§ WHAT IS EXPECTED: Reproduce exactly the lines below, starting with the line that contains "Decode this image" and ending with the last line of the records, both included, and nothing else.
- - - - -
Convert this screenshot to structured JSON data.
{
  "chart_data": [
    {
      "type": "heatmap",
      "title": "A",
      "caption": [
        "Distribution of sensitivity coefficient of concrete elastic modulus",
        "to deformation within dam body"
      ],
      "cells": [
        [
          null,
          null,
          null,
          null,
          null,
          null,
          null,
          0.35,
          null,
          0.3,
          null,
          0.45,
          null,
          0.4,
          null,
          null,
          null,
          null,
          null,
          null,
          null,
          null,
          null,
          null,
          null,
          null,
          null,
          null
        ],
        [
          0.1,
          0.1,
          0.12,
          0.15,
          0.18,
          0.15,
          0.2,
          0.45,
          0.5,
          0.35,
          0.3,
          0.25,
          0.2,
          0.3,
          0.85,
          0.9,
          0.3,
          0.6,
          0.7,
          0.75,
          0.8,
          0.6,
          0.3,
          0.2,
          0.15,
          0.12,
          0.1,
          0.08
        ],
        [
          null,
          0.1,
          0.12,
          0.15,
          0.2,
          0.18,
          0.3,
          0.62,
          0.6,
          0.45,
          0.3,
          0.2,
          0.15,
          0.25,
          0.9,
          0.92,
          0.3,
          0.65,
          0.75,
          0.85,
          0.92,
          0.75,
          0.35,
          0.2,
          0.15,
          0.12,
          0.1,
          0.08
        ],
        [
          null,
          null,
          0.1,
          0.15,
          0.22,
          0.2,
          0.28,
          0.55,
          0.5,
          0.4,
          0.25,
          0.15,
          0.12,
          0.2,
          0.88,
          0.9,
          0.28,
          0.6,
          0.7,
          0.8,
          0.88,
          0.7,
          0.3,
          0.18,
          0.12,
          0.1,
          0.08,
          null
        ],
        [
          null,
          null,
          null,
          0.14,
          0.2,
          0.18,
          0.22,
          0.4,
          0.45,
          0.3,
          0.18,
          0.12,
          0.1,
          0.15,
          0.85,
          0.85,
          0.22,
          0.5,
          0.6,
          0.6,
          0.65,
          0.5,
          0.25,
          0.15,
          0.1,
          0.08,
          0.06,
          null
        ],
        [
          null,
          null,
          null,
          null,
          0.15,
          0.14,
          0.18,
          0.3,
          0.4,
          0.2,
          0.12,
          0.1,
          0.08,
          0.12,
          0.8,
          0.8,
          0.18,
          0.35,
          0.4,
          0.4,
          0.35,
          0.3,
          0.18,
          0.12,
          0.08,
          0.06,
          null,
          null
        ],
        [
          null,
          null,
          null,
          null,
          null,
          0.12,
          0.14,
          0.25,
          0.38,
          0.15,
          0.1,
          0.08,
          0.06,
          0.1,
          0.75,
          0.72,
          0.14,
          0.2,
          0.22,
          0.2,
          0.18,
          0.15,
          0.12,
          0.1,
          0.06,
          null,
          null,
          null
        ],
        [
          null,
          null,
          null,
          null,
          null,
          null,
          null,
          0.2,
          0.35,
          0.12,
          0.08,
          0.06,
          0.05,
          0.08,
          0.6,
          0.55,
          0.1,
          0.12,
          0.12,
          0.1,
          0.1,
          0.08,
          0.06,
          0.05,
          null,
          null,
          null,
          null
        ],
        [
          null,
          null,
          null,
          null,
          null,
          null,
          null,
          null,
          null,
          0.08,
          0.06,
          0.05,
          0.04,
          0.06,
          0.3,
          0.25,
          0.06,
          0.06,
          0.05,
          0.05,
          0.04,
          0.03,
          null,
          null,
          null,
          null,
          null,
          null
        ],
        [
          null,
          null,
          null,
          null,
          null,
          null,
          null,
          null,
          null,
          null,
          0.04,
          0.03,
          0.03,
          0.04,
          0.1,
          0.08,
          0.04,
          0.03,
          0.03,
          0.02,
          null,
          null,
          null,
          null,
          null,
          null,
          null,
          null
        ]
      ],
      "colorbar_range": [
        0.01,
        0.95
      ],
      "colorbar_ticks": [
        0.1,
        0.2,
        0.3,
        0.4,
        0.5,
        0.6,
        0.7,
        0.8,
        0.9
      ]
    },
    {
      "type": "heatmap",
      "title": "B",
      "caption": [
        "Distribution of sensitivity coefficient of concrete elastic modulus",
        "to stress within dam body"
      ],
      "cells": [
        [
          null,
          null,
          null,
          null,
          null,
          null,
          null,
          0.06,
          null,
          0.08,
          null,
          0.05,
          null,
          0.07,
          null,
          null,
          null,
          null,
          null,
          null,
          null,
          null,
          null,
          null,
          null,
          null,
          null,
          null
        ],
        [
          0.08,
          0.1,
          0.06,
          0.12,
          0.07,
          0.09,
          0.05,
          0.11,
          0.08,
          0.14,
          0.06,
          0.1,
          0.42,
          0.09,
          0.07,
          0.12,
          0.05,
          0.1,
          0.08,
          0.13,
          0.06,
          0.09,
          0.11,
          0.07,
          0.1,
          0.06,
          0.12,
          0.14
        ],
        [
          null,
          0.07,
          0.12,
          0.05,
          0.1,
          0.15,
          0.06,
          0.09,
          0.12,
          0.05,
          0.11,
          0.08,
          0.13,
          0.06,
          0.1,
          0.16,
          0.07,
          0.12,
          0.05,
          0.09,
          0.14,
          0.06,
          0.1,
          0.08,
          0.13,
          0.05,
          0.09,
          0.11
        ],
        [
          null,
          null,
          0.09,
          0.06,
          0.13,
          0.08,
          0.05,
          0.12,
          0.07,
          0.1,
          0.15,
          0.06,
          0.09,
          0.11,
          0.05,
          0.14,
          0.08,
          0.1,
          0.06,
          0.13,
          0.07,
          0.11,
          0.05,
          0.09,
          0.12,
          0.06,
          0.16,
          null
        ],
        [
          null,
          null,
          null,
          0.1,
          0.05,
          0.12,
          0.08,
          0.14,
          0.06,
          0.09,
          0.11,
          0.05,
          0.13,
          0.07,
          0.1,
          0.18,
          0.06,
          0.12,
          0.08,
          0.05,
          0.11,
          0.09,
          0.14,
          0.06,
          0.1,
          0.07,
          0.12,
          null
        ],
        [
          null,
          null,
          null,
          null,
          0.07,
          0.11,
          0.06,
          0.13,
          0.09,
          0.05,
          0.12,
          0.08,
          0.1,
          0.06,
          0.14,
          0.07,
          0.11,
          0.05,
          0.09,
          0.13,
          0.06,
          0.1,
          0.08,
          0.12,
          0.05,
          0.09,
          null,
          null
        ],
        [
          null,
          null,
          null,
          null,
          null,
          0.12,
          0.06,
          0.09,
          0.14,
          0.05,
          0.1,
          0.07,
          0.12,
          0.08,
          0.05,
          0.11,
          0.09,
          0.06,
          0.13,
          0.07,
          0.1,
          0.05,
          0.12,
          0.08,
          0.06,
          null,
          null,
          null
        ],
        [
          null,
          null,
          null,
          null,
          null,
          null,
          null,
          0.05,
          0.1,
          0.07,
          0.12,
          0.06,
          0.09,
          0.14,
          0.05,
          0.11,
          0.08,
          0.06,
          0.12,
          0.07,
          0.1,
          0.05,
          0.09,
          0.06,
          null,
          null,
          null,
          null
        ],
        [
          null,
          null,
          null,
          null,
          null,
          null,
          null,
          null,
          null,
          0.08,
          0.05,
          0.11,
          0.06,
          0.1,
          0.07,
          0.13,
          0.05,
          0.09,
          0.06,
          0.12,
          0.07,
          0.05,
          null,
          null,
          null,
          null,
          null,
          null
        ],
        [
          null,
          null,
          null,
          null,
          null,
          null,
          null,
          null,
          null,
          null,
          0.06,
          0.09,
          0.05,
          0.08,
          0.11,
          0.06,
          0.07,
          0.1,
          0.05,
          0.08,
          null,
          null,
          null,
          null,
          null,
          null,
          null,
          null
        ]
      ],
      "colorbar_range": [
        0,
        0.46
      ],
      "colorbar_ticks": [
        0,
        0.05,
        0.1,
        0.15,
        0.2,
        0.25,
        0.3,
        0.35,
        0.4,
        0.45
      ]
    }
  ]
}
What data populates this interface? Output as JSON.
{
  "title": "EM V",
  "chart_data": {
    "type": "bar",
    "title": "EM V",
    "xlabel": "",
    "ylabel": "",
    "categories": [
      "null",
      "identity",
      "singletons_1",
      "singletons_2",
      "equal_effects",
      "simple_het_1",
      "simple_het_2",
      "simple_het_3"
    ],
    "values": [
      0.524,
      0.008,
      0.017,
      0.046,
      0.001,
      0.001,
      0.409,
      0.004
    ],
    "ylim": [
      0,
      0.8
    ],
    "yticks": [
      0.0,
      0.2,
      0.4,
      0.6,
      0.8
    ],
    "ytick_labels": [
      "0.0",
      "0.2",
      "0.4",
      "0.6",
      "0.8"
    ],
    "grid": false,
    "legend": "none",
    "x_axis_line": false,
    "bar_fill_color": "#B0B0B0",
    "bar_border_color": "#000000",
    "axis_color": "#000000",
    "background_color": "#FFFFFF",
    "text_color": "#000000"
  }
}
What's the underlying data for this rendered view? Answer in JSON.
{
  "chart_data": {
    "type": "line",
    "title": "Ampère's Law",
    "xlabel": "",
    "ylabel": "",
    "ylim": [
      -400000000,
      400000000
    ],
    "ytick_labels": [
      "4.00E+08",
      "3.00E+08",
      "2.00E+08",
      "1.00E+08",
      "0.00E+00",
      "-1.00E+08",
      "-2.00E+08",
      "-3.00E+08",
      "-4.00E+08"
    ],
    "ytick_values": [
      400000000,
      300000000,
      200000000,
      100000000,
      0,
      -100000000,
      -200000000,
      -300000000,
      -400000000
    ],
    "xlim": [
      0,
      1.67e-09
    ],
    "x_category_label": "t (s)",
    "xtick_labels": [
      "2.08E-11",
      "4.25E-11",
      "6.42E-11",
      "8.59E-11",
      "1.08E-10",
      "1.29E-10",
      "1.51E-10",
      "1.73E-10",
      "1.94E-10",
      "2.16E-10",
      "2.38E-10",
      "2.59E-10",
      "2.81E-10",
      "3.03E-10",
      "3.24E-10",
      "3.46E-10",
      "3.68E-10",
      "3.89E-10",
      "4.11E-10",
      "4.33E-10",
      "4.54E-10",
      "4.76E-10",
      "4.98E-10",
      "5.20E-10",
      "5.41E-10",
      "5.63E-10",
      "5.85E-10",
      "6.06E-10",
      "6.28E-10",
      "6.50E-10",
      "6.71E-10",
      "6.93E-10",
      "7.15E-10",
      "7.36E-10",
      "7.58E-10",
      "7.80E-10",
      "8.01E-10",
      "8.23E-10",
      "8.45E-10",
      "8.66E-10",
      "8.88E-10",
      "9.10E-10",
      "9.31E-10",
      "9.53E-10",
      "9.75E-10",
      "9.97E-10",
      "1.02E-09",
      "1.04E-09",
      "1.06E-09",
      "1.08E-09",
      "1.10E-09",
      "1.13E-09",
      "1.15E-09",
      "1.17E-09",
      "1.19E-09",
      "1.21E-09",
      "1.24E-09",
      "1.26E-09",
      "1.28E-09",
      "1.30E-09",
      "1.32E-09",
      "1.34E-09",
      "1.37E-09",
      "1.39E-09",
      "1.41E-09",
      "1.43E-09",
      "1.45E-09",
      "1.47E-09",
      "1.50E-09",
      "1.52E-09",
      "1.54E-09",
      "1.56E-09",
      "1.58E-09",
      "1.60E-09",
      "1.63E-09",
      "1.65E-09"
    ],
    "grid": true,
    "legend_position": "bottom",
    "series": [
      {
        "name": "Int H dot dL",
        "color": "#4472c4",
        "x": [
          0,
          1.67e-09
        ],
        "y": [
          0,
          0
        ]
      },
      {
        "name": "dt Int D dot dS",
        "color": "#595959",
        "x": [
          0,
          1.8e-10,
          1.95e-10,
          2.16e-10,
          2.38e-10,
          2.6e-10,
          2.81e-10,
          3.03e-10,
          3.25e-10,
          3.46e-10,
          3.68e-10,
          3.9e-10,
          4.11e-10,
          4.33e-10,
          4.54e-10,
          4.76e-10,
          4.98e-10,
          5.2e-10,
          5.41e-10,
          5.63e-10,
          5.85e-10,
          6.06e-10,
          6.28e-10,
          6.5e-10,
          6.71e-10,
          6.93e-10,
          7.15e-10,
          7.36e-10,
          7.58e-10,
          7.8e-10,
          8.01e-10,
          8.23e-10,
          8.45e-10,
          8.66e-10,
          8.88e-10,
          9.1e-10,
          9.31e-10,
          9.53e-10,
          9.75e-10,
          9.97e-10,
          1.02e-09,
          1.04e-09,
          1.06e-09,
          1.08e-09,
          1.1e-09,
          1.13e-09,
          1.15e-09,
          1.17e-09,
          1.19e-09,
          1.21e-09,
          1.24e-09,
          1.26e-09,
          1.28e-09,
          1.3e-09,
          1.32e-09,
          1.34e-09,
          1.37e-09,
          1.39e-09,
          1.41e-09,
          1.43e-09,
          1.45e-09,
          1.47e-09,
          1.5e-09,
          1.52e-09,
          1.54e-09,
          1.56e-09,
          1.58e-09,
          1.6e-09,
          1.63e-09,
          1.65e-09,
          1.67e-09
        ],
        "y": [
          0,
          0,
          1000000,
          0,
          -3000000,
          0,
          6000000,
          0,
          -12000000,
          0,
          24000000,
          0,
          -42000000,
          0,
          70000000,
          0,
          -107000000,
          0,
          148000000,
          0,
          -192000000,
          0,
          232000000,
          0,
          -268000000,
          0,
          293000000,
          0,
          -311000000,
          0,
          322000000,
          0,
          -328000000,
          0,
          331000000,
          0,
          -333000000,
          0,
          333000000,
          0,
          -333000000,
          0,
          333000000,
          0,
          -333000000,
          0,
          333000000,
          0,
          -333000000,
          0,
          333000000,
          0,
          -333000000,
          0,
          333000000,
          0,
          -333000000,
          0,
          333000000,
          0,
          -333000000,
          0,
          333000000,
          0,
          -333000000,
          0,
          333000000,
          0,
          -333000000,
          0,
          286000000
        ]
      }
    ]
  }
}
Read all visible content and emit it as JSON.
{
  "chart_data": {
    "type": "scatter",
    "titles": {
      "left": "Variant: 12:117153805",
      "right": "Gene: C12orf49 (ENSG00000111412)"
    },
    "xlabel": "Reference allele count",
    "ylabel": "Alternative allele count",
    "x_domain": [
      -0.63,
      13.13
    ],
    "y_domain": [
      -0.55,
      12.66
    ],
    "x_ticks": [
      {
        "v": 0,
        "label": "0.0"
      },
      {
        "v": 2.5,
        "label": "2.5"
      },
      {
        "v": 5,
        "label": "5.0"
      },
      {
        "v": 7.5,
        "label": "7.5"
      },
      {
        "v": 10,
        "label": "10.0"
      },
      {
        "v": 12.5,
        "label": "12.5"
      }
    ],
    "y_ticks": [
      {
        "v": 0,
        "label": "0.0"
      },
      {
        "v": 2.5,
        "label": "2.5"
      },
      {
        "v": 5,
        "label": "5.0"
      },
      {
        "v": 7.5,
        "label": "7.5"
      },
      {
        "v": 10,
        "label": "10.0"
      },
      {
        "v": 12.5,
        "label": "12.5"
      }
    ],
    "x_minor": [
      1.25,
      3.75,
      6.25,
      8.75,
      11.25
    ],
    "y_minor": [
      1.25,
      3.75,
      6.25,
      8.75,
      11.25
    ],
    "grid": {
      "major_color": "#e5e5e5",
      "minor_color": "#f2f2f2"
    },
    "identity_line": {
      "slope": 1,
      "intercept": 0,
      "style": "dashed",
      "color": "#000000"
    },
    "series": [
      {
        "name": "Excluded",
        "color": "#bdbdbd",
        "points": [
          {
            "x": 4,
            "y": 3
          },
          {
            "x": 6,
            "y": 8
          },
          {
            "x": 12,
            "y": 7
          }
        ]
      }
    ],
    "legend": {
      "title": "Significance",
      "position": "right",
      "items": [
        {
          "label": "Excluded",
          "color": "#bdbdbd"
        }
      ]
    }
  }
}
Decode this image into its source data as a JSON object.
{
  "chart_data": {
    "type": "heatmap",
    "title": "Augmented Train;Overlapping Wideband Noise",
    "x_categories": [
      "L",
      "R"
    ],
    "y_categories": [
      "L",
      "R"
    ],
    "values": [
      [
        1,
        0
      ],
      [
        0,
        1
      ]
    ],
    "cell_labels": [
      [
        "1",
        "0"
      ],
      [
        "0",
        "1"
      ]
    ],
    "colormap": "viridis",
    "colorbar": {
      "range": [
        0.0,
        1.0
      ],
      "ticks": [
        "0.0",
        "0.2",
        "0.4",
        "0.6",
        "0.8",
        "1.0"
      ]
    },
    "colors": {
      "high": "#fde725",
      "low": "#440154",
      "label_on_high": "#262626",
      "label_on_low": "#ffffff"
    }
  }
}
- - - - -
§ RESPONSE TO THIS EXERCISE:
Decode this image into its source data as a JSON object.
{
  "chart_data": {
    "type": "heatmap",
    "title": "Augmented Train;Overlapping Wideband Noise",
    "x_categories": [
      "L",
      "R"
    ],
    "y_categories": [
      "L",
      "R"
    ],
    "values": [
      [
        1,
        0
      ],
      [
        0,
        1
      ]
    ],
    "cell_labels": [
      [
        "1",
        "0"
      ],
      [
        "0",
        "1"
      ]
    ],
    "colormap": "viridis",
    "colorbar": {
      "range": [
        0.0,
        1.0
      ],
      "ticks": [
        "0.0",
        "0.2",
        "0.4",
        "0.6",
        "0.8",
        "1.0"
      ]
    },
    "colors": {
      "high": "#fde725",
      "low": "#440154",
      "label_on_high": "#262626",
      "label_on_low": "#ffffff"
    }
  }
}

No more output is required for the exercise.